— Begin Entries shown —

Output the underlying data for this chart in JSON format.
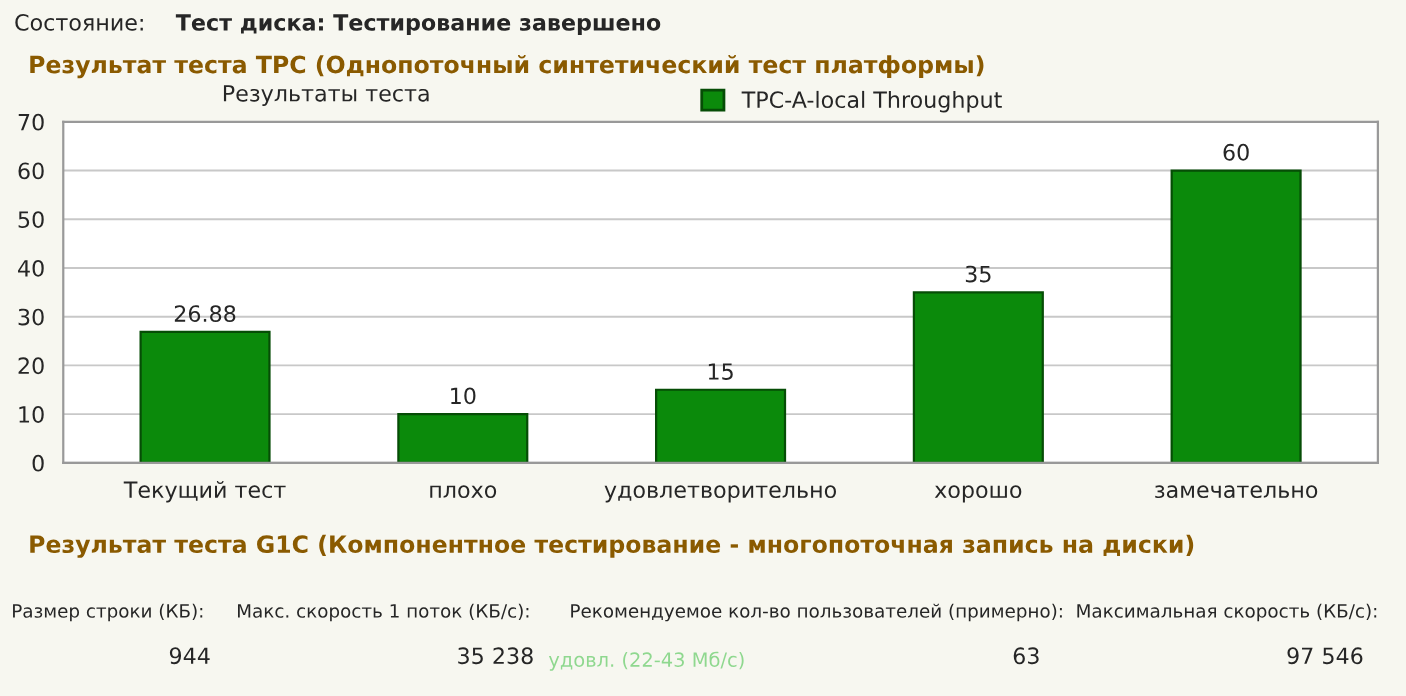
{
  "chart_data": {
    "type": "bar",
    "title": "Результат теста TPC (Однопоточный синтетический тест платформы)",
    "subtitle": "Результаты теста",
    "categories": [
      "Текущий тест",
      "плохо",
      "удовлетворительно",
      "хорошо",
      "замечательно"
    ],
    "series": [
      {
        "name": "TPC-A-local Throughput",
        "color": "#0b8a0b",
        "values": [
          26.88,
          10,
          15,
          35,
          60
        ]
      }
    ],
    "value_labels": [
      "26.88",
      "10",
      "15",
      "35",
      "60"
    ],
    "ylim": [
      0,
      70
    ],
    "yticks": [
      0,
      10,
      20,
      30,
      40,
      50,
      60,
      70
    ],
    "grid": "y",
    "legend": "top",
    "annotations": [
      "Состояние:",
      "Тест диска: Тестирование завершено",
      "Результат теста G1C (Компонентное тестирование - многопоточная запись на диски)",
      "Размер строки (КБ):",
      "944",
      "Макс. скорость 1 поток (КБ/с):",
      "35 238",
      "удовл. (22-43 Мб/с)",
      "Рекомендуемое кол-во пользователей (примерно):",
      "63",
      "Максимальная скорость (КБ/с):",
      "97 546"
    ]
  }
}
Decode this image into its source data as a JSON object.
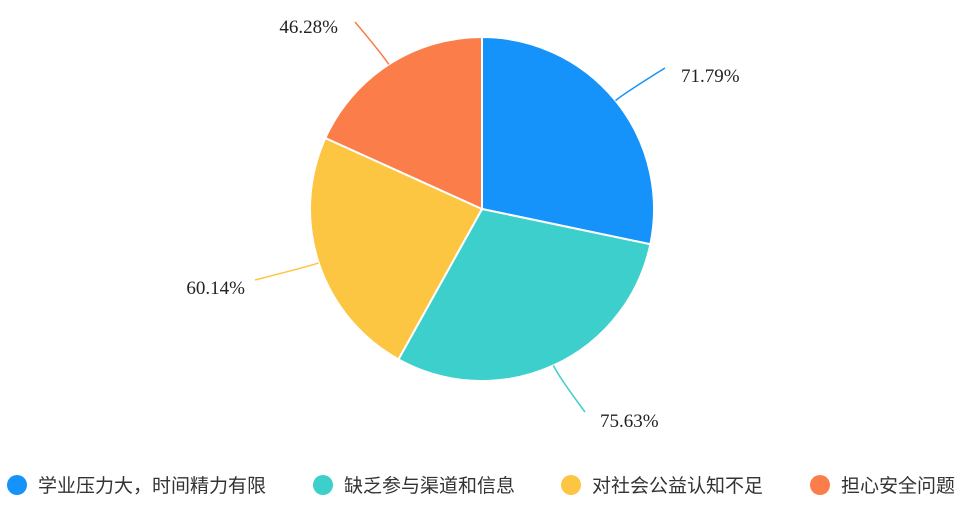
{
  "chart_data": {
    "type": "pie",
    "title": "",
    "legend_position": "bottom",
    "categories": [
      "学业压力大，时间精力有限",
      "缺乏参与渠道和信息",
      "对社会公益认知不足",
      "担心安全问题"
    ],
    "values": [
      71.79,
      75.63,
      60.14,
      46.28
    ],
    "data_labels": [
      "71.79%",
      "75.63%",
      "60.14%",
      "46.28%"
    ],
    "unit": "%",
    "start_angle": "12 o'clock",
    "direction": "clockwise",
    "colors": [
      "#1593fb",
      "#3ccfcb",
      "#fcc542",
      "#fb7d4a"
    ]
  }
}
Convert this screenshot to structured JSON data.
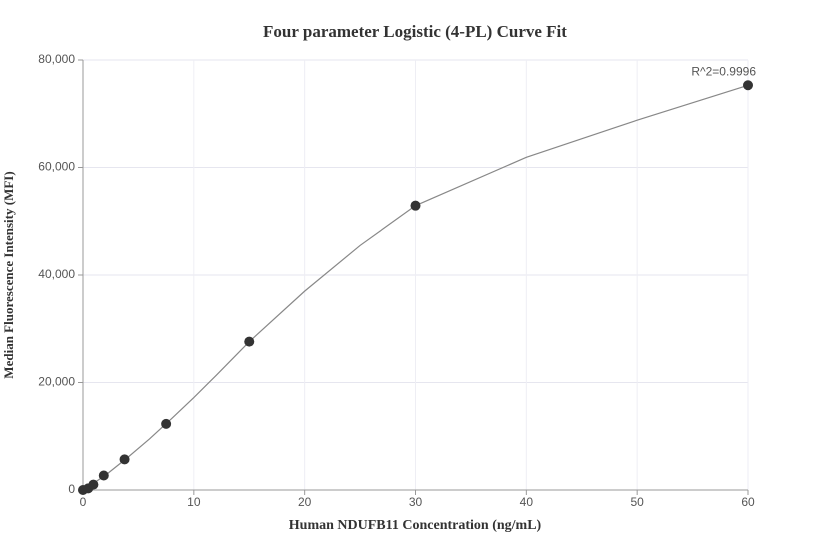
{
  "chart_data": {
    "type": "scatter",
    "title": "Four parameter Logistic (4-PL) Curve Fit",
    "xlabel": "Human NDUFB11 Concentration (ng/mL)",
    "ylabel": "Median Fluorescence Intensity (MFI)",
    "annotation": "R^2=0.9996",
    "x": [
      0,
      0.469,
      0.938,
      1.875,
      3.75,
      7.5,
      15,
      30,
      60
    ],
    "values": [
      0,
      300,
      1000,
      2700,
      5700,
      12300,
      27600,
      52900,
      75300
    ],
    "color": "#333333",
    "curve": {
      "x": [
        0,
        2,
        4,
        6,
        8,
        10,
        12,
        15,
        20,
        25,
        30,
        40,
        50,
        60
      ],
      "values": [
        0,
        2700,
        6000,
        9500,
        13300,
        17200,
        21300,
        27600,
        37000,
        45500,
        52900,
        61900,
        68800,
        75300
      ],
      "color": "#888888"
    },
    "xlim": [
      0,
      60
    ],
    "xticks": [
      0,
      10,
      20,
      30,
      40,
      50,
      60
    ],
    "ylim": [
      0,
      80000
    ],
    "yticks": [
      0,
      {
        "value": 20000,
        "label": "20,000"
      },
      {
        "value": 40000,
        "label": "40,000"
      },
      {
        "value": 60000,
        "label": "60,000"
      },
      {
        "value": 80000,
        "label": "80,000"
      }
    ],
    "grid": true
  }
}
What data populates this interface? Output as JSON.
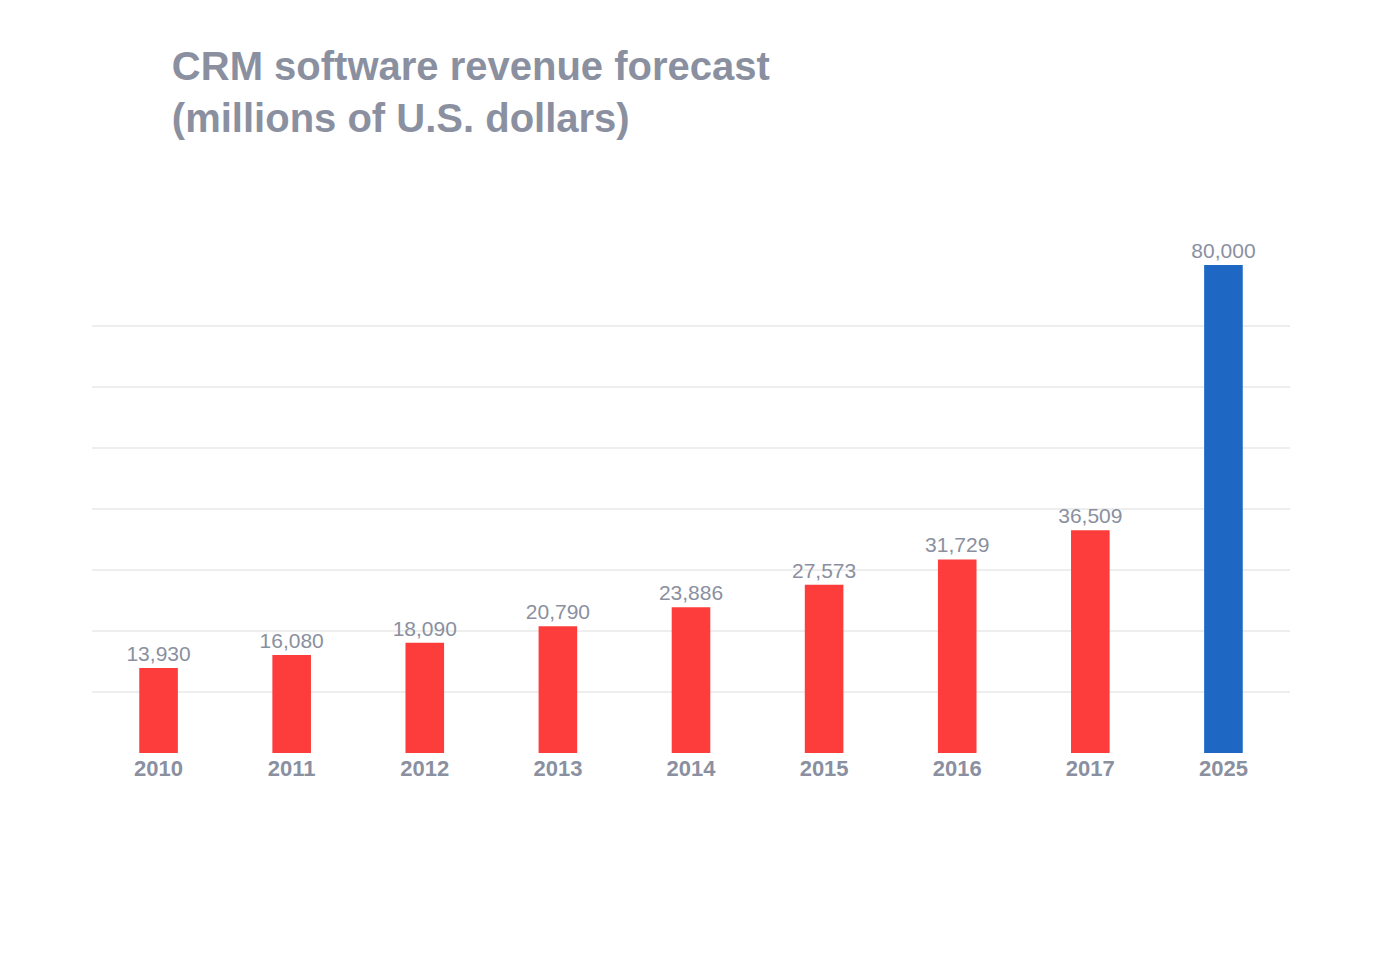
{
  "chart_data": {
    "type": "bar",
    "title": "CRM software revenue forecast\n(millions of U.S. dollars)",
    "categories": [
      "2010",
      "2011",
      "2012",
      "2013",
      "2014",
      "2015",
      "2016",
      "2017",
      "2025"
    ],
    "values": [
      13930,
      16080,
      18090,
      20790,
      23886,
      27573,
      31729,
      36509,
      80000
    ],
    "value_labels": [
      "13,930",
      "16,080",
      "18,090",
      "20,790",
      "23,886",
      "27,573",
      "31,729",
      "36,509",
      "80,000"
    ],
    "colors": [
      "#fc3d3b",
      "#fc3d3b",
      "#fc3d3b",
      "#fc3d3b",
      "#fc3d3b",
      "#fc3d3b",
      "#fc3d3b",
      "#fc3d3b",
      "#1e68c4"
    ],
    "ylim": [
      0,
      80000
    ],
    "yticks": [
      0,
      10000,
      20000,
      30000,
      40000,
      50000,
      60000,
      70000,
      80000
    ],
    "grid": true,
    "data_labels": true,
    "tick_labels": "x"
  }
}
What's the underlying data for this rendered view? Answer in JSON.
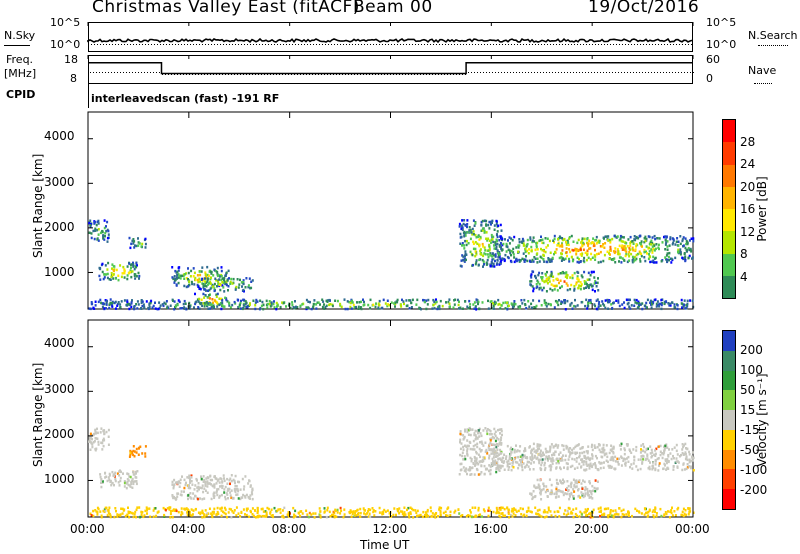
{
  "header": {
    "title": "Christmas Valley East (fitACF)",
    "beam": "Beam 00",
    "date": "19/Oct/2016"
  },
  "top_panels": {
    "nsky_label": "N.Sky",
    "nsearch_label": "N.Search",
    "nsky_ticks": [
      "10^5",
      "10^0"
    ],
    "nsearch_ticks": [
      "10^5",
      "10^0"
    ],
    "freq_label": "Freq.",
    "freq_unit": "[MHz]",
    "freq_ticks": [
      "18",
      "8"
    ],
    "nave_label": "Nave",
    "nave_ticks": [
      "60",
      "0"
    ],
    "cpid_label": "CPID",
    "cpid_text": "interleavedscan (fast) -191 RF"
  },
  "power_panel": {
    "ylabel": "Slant Range [km]",
    "yticks": [
      "4000",
      "3000",
      "2000",
      "1000"
    ],
    "colorbar_label": "Power [dB]",
    "colorbar_ticks": [
      "28",
      "24",
      "20",
      "16",
      "12",
      "8",
      "4"
    ],
    "colors": [
      "#ff0000",
      "#ff3b00",
      "#ff7800",
      "#ffb400",
      "#ffe800",
      "#b4e600",
      "#50c850",
      "#2e8b57",
      "#2f6b8f",
      "#2248c4",
      "#0000ff"
    ]
  },
  "velocity_panel": {
    "ylabel": "Slant Range [km]",
    "yticks": [
      "4000",
      "3000",
      "2000",
      "1000"
    ],
    "colorbar_label": "Velocity [m s⁻¹]",
    "colorbar_ticks": [
      "200",
      "100",
      "50",
      "15",
      "-15",
      "-50",
      "-100",
      "-200"
    ],
    "colors": [
      "#2040c0",
      "#3a8a66",
      "#2f9e3a",
      "#80d040",
      "#c8c8c0",
      "#ffd000",
      "#ff8c00",
      "#ff4000",
      "#ff0000"
    ]
  },
  "x_axis": {
    "label": "Time UT",
    "ticks": [
      "00:00",
      "04:00",
      "08:00",
      "12:00",
      "16:00",
      "20:00",
      "00:00"
    ]
  },
  "chart_data": [
    {
      "type": "line",
      "name": "frequency",
      "x": [
        "00:00",
        "02:55",
        "02:55",
        "15:00",
        "15:00",
        "24:00"
      ],
      "y": [
        15.5,
        15.5,
        11.5,
        11.5,
        15.5,
        15.5
      ],
      "ylim": [
        8,
        18
      ]
    },
    {
      "type": "heatmap",
      "title": "Power [dB]",
      "xlabel": "Time UT",
      "ylabel": "Slant Range [km]",
      "xlim": [
        0,
        24
      ],
      "ylim": [
        180,
        4600
      ],
      "regions": [
        {
          "t": [
            0.0,
            0.8
          ],
          "r": [
            1700,
            2200
          ],
          "p": 10
        },
        {
          "t": [
            0.4,
            2.0
          ],
          "r": [
            850,
            1250
          ],
          "p": 20
        },
        {
          "t": [
            1.6,
            2.3
          ],
          "r": [
            1550,
            1800
          ],
          "p": 12
        },
        {
          "t": [
            3.3,
            5.6
          ],
          "r": [
            700,
            1150
          ],
          "p": 18
        },
        {
          "t": [
            4.3,
            6.5
          ],
          "r": [
            600,
            900
          ],
          "p": 16
        },
        {
          "t": [
            4.2,
            5.5
          ],
          "r": [
            250,
            550
          ],
          "p": 22
        },
        {
          "t": [
            14.7,
            16.4
          ],
          "r": [
            1150,
            2200
          ],
          "p": 16
        },
        {
          "t": [
            16.0,
            24.0
          ],
          "r": [
            1250,
            1850
          ],
          "p": 22
        },
        {
          "t": [
            17.5,
            20.2
          ],
          "r": [
            600,
            1050
          ],
          "p": 22
        },
        {
          "t": [
            0.0,
            24.0
          ],
          "r": [
            200,
            420
          ],
          "p": 12
        }
      ]
    },
    {
      "type": "heatmap",
      "title": "Velocity [m s⁻¹]",
      "xlabel": "Time UT",
      "ylabel": "Slant Range [km]",
      "xlim": [
        0,
        24
      ],
      "ylim": [
        180,
        4600
      ],
      "regions": [
        {
          "t": [
            0.0,
            0.8
          ],
          "r": [
            1700,
            2200
          ],
          "v": 0
        },
        {
          "t": [
            0.4,
            2.0
          ],
          "r": [
            850,
            1250
          ],
          "v": 0
        },
        {
          "t": [
            1.6,
            2.3
          ],
          "r": [
            1550,
            1800
          ],
          "v": -80
        },
        {
          "t": [
            3.3,
            6.5
          ],
          "r": [
            600,
            1150
          ],
          "v": 0
        },
        {
          "t": [
            14.7,
            16.4
          ],
          "r": [
            1150,
            2200
          ],
          "v": 0
        },
        {
          "t": [
            16.0,
            24.0
          ],
          "r": [
            1250,
            1850
          ],
          "v": 0
        },
        {
          "t": [
            17.5,
            20.2
          ],
          "r": [
            600,
            1050
          ],
          "v": 0
        },
        {
          "t": [
            0.0,
            24.0
          ],
          "r": [
            200,
            420
          ],
          "v": -30
        }
      ]
    }
  ]
}
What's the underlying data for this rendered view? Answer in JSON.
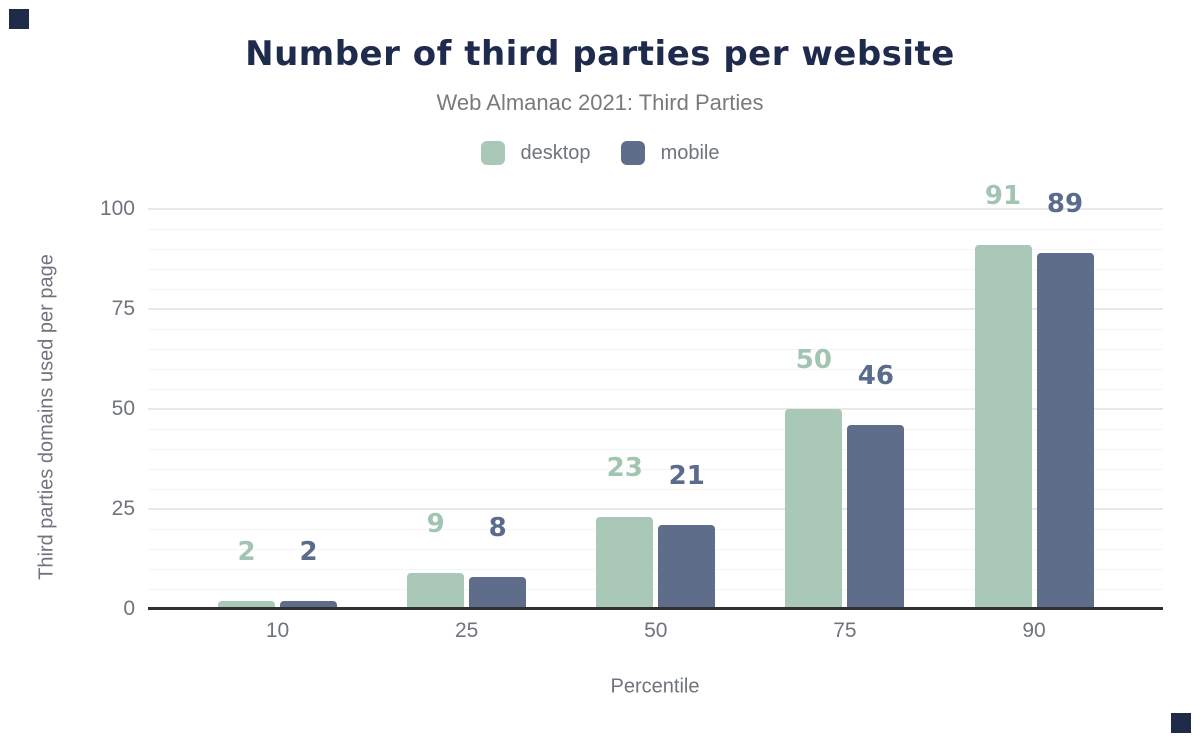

— End Entries shown —

### Your objective
Show each line of the listing that holds the string "скорость".

### Solved exercise
      "Макс. скорость 1 поток (КБ/с):",
      "Максимальная скорость (КБ/с):",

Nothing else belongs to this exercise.